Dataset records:
════════════════════
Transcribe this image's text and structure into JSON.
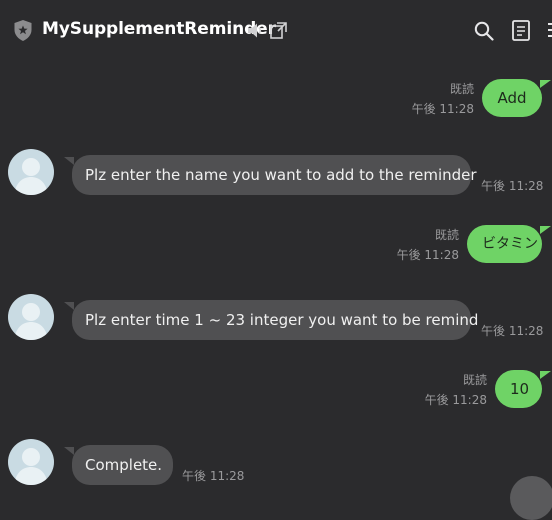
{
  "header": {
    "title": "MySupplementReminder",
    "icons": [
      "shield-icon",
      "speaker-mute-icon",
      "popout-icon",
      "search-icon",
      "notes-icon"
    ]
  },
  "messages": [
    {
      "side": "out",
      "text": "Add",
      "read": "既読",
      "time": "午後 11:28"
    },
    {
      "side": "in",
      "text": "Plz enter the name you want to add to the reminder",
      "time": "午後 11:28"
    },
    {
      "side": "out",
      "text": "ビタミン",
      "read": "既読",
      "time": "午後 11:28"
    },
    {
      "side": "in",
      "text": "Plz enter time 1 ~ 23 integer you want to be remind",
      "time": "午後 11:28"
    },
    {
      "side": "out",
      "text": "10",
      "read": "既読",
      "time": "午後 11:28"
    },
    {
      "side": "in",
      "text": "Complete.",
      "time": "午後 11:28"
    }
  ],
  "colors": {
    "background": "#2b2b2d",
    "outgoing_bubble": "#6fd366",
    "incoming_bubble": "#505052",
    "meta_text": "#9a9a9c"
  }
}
════════════════════
*PROBLEM*: Exact duplication of all the records is required; pictures are omitted from the copy.

*WORKED SOLUTION*:
Transcribe this image's text and structure into JSON.
{
  "header": {
    "title": "MySupplementReminder",
    "icons": [
      "shield-icon",
      "speaker-mute-icon",
      "popout-icon",
      "search-icon",
      "notes-icon"
    ]
  },
  "messages": [
    {
      "side": "out",
      "text": "Add",
      "read": "既読",
      "time": "午後 11:28"
    },
    {
      "side": "in",
      "text": "Plz enter the name you want to add to the reminder",
      "time": "午後 11:28"
    },
    {
      "side": "out",
      "text": "ビタミン",
      "read": "既読",
      "time": "午後 11:28"
    },
    {
      "side": "in",
      "text": "Plz enter time 1 ~ 23 integer you want to be remind",
      "time": "午後 11:28"
    },
    {
      "side": "out",
      "text": "10",
      "read": "既読",
      "time": "午後 11:28"
    },
    {
      "side": "in",
      "text": "Complete.",
      "time": "午後 11:28"
    }
  ],
  "colors": {
    "background": "#2b2b2d",
    "outgoing_bubble": "#6fd366",
    "incoming_bubble": "#505052",
    "meta_text": "#9a9a9c"
  }
}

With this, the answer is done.